Los vencejos. Fernando Aramburu.
‘Los vencejos’, la última novela de Fernando Aramburu, es una cuenta atrás, un viaje introspectivo por el lado más oscuro de un tipo que ha decidido suicidarse.
Pero no es el suicidio el tema principal de la novela, sino la excusa para descender hasta lo más sórdido de la condición humana. De pensamiento, palabra, obra y omisión, el libro (el protagonista) peca de misántropo e inadaptado. Sin embargo, Los vencejos es un canto a la esperanza, a la vida, a luz (dice la editorial). Aunque de primeras parezca una paradoja, Fernando Aramburu utiliza el desencanto por la vida y la perspectiva negativa de su antihéroe para elaborar una crónica sobre los recovecos del ser humano, los sentimientos (los buenos también), las frustraciones, la ilusión, la desazón.
El protagonista, un profesor de instituto, cincuentón y hastiado del mundo pone fecha a su muerte. Lo hace en la primera página del libro, anunciando la consecución de su propósito exactamente 365 días después. Durante ese año redactará cada noche una crónica personal en la que se desnuda por completo. Como escribe para él, sin ninguna pretensión de que otro lo lea, lo hace sin filtros. Presenta a bocajarro cada pensamiento, cada acción, cada insatisfacción, cada porquería. Como si la historia fuera un rompecabezas, va ordenando las piezas de una vida patética. No es que su vida lo sea, sí él: un tipo desabrido, puerco, putero, carente de empatía, que alivia sus furores sexuales en burdeles y con una muñeca hinchable…
Aunque el autor no revela su nombre hasta pasadas varias escenas, el tipo en cuestión se llama Toni y es bastante desagradable. Se trata de uno de esos personajes con quienes resulta muy difícil congeniar. Cae mal, ya está y tampoco hace, erigido en narrador, que el resto del elenco vencejero caiga mejor. Su amigo Patachula —su único amigo, por cierto— se muestra tan detestable como él. Ni siquiera a su hijo, un chaval insufrible, bastante torpe y maleducado, lo expone como alguien amistoso. Al contrario, lo ridiculiza constantemente, igual que a su hermano Raulito. El padre no sale mejor parado. Ni los suegros ni su exmujer, a la que desprecia sin tapujos. Tan sólo parece sentir algo de afecto por su madre. Algo menos que por su perrita Pepa, el único ser por quien demuestra cierta sensibilidad (poca, eh). Hasta que aparece Águeda, la ternura humana brilla por su ausencia. Con ella también se despacha a gusto. Es el personaje el que se dibuja con humanidad y sentimientos entrañables.
No obstante, a partir de mayo, Aramburu rescata al profesor filósofo del maremagnum en el que vive. Sustituye el desacato por el recelo, el cinismo por la indiferencia (impostada), la crueldad verbal por una especie de consideración hacia los sentimientos ajenos —bastante sutil, eso sí, aunque evidente— y algunas palabras amables respecto al mundo. Deja incluso que le atice la melancolía.

* _EJERCICIO BREVE A_: ¿Puedes transcribir tal cual las líneas del listado, desde el principio del listado hasta la línea que contiene "y-tick-label: 10 xyxy=(72,489,118,530)", ambas incluidas?

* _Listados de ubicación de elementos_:

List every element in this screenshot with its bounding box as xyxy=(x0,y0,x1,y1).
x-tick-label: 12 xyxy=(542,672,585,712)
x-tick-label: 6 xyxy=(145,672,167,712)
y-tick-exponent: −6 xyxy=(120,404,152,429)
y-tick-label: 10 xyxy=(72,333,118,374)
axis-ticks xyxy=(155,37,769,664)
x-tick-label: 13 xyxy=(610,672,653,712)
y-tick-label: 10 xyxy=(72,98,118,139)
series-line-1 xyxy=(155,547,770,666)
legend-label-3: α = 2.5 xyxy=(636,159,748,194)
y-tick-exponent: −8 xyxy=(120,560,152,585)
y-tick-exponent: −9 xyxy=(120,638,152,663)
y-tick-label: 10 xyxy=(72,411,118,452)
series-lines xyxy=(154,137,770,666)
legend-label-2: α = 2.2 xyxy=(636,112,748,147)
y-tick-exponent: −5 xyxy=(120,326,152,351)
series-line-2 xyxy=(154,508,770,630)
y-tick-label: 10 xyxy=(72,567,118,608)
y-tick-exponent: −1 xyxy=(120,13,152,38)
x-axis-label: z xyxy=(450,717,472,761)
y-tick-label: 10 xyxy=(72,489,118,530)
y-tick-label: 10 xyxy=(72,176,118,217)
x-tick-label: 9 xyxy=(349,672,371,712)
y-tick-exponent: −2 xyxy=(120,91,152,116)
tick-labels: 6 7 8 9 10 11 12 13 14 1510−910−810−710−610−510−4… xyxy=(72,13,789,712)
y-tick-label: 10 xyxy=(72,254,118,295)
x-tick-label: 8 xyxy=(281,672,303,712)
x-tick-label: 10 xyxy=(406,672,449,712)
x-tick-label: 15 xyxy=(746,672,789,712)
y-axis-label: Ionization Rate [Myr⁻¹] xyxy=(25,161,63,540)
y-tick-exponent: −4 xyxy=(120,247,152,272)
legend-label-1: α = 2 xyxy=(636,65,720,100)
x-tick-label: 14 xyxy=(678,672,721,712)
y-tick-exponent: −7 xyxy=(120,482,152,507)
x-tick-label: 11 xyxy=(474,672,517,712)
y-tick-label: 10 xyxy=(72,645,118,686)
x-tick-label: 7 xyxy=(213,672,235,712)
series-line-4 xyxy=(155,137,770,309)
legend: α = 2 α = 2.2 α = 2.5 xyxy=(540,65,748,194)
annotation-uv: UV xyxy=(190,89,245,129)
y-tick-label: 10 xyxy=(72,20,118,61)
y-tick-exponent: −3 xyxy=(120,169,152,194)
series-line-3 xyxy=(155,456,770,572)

* _EJERCICIO BREVE B_: ¿Podrías reescribir el fragmento de la reseña de Los vencejos que va de "Pero no es el" a "ilusión, la desazón.", sustituyendo "desencanto" por "desengaño"?

* _RESPUESTA CORRECTA A_:
List every element in this screenshot with its bounding box as xyxy=(x0,y0,x1,y1).
x-tick-label: 12 xyxy=(542,672,585,712)
x-tick-label: 6 xyxy=(145,672,167,712)
y-tick-exponent: −6 xyxy=(120,404,152,429)
y-tick-label: 10 xyxy=(72,333,118,374)
axis-ticks xyxy=(155,37,769,664)
x-tick-label: 13 xyxy=(610,672,653,712)
y-tick-label: 10 xyxy=(72,98,118,139)
series-line-1 xyxy=(155,547,770,666)
legend-label-3: α = 2.5 xyxy=(636,159,748,194)
y-tick-exponent: −8 xyxy=(120,560,152,585)
y-tick-exponent: −9 xyxy=(120,638,152,663)
y-tick-label: 10 xyxy=(72,411,118,452)
series-lines xyxy=(154,137,770,666)
legend-label-2: α = 2.2 xyxy=(636,112,748,147)
y-tick-exponent: −5 xyxy=(120,326,152,351)
series-line-2 xyxy=(154,508,770,630)
y-tick-label: 10 xyxy=(72,567,118,608)
y-tick-exponent: −1 xyxy=(120,13,152,38)
x-axis-label: z xyxy=(450,717,472,761)
y-tick-label: 10 xyxy=(72,489,118,530)

* _RESPUESTA CORRECTA B_:
Pero no es el suicidio el tema principal de la novela, sino la excusa para descender hasta lo más sórdido de la condición humana. De pensamiento, palabra, obra y omisión, el libro (el protagonista) peca de misántropo e inadaptado. Sin embargo, Los vencejos es un canto a la esperanza, a la vida, a luz (dice la editorial). Aunque de primeras parezca una paradoja, Fernando Aramburu utiliza el desengaño por la vida y la perspectiva negativa de su antihéroe para elaborar una crónica sobre los recovecos del ser humano, los sentimientos (los buenos también), las frustraciones, la ilusión, la desazón.